(Excerpt from a dataset)
========
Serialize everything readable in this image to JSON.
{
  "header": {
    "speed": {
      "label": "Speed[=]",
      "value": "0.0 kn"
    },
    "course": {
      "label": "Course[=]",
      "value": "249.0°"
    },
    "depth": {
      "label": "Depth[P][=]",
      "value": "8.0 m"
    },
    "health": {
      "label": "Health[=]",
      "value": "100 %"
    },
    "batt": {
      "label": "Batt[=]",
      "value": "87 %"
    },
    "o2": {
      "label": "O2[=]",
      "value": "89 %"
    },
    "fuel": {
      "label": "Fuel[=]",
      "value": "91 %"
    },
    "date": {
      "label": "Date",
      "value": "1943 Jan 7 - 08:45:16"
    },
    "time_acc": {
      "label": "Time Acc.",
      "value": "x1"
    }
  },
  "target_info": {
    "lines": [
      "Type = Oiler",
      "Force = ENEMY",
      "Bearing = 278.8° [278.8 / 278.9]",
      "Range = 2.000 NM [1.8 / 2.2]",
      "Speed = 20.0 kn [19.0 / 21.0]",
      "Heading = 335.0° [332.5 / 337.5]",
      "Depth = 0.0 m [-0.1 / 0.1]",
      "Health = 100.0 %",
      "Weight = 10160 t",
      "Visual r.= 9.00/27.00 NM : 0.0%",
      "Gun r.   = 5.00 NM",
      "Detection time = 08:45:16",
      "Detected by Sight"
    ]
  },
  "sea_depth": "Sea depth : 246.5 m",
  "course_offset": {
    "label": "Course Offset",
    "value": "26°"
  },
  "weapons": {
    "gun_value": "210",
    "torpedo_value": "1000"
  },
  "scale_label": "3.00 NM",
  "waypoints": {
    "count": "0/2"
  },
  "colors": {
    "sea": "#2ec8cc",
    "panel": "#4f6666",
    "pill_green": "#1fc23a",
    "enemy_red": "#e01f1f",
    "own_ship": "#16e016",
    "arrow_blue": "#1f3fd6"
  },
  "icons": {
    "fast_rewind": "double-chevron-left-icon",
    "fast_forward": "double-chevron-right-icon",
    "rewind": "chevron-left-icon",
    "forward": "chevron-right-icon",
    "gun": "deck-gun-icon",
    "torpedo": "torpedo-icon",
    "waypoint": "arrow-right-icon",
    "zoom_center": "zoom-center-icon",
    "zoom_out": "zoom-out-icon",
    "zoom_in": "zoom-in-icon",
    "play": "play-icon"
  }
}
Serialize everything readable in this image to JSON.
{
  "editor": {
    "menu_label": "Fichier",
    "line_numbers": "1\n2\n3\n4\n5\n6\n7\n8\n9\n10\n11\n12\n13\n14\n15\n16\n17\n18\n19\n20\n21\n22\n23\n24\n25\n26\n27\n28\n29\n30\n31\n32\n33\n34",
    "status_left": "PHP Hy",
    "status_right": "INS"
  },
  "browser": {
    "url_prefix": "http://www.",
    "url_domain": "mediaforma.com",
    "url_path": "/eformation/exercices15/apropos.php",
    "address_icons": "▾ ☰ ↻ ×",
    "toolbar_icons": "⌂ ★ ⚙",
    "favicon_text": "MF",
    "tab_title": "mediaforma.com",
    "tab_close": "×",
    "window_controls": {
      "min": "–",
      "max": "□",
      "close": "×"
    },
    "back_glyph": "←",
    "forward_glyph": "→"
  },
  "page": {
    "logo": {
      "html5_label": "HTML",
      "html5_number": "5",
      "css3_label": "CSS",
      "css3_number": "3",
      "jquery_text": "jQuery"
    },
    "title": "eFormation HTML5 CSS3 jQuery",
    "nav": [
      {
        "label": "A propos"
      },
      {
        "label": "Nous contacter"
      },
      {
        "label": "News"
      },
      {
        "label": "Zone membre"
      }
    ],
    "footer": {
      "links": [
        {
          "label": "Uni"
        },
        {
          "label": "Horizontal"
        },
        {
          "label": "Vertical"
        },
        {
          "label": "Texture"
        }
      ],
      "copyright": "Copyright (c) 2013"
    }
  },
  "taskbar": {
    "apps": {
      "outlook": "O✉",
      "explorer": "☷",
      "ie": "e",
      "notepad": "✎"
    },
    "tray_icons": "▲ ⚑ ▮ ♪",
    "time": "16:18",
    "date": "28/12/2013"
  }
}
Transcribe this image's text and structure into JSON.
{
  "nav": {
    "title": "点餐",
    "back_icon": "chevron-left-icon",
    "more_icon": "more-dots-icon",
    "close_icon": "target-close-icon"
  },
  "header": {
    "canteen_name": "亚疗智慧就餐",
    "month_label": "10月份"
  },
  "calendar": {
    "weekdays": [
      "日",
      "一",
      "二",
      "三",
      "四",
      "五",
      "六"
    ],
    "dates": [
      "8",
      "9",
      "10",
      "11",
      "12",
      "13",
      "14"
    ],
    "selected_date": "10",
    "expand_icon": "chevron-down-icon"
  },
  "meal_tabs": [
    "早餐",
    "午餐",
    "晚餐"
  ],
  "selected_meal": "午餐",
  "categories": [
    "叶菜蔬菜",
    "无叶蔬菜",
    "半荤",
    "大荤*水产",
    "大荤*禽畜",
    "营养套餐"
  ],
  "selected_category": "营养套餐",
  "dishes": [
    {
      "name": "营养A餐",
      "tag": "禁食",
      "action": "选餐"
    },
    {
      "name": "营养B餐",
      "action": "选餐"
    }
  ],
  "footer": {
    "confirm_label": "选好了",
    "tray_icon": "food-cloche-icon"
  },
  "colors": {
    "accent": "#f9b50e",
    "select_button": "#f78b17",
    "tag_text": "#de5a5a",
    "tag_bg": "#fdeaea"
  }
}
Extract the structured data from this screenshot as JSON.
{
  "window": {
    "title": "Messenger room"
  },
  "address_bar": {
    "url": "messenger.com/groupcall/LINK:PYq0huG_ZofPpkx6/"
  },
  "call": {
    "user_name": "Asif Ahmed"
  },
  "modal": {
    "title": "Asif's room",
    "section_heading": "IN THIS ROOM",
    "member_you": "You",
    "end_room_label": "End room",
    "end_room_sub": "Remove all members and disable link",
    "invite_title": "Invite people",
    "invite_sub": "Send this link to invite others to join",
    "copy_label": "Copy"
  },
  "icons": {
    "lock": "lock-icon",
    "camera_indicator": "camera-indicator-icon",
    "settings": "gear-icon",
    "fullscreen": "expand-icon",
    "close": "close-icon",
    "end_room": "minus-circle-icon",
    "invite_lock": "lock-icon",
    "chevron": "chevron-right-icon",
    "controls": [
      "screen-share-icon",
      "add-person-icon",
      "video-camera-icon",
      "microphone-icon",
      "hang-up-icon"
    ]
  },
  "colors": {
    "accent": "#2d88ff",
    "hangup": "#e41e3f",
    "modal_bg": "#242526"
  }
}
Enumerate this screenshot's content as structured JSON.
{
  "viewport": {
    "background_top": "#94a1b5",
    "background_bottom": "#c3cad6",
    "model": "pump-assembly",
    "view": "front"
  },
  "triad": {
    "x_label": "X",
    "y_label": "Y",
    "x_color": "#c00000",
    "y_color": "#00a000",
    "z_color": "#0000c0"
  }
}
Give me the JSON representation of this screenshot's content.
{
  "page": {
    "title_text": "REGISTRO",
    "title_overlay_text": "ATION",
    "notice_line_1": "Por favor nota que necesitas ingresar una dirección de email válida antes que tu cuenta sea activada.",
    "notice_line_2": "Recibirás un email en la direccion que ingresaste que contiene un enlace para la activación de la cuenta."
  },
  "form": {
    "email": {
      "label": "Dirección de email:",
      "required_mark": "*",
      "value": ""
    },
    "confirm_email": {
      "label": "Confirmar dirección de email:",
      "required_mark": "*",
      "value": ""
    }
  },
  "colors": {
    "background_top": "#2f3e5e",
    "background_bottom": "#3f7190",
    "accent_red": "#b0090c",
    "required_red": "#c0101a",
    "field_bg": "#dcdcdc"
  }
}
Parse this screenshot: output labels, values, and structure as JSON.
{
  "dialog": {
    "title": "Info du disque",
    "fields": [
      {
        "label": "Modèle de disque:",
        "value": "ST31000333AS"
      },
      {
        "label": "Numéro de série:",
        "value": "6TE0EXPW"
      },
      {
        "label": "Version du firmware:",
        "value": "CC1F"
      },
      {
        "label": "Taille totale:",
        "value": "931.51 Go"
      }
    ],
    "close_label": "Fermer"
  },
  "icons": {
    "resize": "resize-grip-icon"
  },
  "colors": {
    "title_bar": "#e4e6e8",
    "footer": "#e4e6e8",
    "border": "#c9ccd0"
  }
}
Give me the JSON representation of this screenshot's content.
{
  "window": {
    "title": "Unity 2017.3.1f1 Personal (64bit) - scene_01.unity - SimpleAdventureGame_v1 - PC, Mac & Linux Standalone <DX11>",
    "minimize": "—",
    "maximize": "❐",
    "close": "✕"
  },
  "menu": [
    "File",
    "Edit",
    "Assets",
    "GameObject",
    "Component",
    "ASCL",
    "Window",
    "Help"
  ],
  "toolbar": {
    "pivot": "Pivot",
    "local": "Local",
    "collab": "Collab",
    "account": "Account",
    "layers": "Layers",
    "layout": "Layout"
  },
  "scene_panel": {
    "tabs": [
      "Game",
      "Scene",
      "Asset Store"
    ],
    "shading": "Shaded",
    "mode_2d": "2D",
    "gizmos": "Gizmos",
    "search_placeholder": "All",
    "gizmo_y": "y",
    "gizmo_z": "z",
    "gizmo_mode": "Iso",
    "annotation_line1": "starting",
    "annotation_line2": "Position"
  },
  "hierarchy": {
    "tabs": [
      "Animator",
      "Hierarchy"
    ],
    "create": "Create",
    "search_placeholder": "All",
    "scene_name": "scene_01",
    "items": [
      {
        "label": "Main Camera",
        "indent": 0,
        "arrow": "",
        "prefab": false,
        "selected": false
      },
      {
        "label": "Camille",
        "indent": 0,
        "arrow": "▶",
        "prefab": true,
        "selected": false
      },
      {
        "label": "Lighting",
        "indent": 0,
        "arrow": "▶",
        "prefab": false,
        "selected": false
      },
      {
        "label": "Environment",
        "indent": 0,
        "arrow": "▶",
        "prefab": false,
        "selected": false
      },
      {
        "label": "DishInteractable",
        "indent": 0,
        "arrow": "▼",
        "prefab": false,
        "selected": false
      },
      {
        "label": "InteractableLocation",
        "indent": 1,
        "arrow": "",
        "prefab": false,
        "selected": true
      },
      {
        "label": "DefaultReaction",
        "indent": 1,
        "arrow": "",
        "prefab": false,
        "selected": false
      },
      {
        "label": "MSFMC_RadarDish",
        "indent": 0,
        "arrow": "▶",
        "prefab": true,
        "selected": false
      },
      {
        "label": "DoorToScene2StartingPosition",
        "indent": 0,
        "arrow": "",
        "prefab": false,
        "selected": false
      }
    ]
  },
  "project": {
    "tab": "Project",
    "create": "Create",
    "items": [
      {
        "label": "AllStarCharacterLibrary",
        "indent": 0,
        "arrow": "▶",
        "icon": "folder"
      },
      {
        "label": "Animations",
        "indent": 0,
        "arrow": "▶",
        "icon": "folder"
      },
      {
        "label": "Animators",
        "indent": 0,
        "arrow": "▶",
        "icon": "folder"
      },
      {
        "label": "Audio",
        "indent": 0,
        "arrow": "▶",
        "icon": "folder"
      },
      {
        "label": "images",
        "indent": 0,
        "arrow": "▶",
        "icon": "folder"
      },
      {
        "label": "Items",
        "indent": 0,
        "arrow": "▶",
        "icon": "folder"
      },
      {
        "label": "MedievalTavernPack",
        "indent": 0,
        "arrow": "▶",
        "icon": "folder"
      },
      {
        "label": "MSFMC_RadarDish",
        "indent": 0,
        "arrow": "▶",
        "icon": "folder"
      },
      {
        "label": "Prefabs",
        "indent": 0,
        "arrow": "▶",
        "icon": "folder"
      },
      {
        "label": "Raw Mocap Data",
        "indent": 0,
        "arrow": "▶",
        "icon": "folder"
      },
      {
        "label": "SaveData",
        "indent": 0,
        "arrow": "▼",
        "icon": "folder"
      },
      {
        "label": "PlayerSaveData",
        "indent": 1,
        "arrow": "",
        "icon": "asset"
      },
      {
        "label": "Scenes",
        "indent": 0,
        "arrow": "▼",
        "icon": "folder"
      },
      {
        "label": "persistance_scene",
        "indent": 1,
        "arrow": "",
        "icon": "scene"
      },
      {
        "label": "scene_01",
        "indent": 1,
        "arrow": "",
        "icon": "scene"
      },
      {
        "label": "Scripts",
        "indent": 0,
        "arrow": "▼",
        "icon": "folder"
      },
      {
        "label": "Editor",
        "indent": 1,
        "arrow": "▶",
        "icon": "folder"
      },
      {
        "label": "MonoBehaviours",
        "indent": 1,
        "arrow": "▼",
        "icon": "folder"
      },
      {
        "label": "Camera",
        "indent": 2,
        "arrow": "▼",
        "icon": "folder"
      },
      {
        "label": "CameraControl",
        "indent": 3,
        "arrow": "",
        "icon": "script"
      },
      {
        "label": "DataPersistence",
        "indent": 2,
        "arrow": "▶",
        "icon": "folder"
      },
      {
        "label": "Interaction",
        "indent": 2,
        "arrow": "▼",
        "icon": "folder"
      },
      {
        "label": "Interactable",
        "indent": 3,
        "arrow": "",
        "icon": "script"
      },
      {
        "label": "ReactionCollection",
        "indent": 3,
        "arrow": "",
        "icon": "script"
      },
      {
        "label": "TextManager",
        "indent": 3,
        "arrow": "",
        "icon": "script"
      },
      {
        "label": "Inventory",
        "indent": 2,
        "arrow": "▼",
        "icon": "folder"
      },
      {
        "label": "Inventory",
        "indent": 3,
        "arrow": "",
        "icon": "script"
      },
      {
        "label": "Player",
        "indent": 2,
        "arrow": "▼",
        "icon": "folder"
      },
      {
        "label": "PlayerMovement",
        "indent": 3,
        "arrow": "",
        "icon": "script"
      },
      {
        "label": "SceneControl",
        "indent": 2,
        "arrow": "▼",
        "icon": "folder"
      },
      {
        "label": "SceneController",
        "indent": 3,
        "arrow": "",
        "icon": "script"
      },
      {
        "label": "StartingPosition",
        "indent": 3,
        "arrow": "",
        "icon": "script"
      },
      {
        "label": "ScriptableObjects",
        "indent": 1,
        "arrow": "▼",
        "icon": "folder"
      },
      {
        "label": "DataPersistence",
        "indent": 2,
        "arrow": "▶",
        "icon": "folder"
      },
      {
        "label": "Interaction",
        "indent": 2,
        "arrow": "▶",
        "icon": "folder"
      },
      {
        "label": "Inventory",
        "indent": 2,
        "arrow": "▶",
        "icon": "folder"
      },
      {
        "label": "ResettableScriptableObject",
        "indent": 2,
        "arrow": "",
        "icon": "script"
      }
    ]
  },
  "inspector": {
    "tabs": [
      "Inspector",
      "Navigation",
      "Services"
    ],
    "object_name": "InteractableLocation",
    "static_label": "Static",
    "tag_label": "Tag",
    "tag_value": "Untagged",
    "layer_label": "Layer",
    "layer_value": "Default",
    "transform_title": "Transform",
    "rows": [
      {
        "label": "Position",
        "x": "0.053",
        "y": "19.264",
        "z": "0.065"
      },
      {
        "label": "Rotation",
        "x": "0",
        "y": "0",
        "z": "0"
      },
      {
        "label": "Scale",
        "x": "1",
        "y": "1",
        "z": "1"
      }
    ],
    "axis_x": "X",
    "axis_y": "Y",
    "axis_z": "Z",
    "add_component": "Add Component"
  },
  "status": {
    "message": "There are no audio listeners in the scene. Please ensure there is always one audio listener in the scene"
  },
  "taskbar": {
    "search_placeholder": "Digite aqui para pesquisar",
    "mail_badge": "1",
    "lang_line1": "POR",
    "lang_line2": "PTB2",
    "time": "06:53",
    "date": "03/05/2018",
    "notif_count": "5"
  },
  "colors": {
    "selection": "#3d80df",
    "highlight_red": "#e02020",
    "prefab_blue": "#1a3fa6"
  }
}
========
§ **What the task asks**
Report how many lines of the entries hold the word "InteractableLocation". Nothing else is needed.

§ **Response for this exercise**
2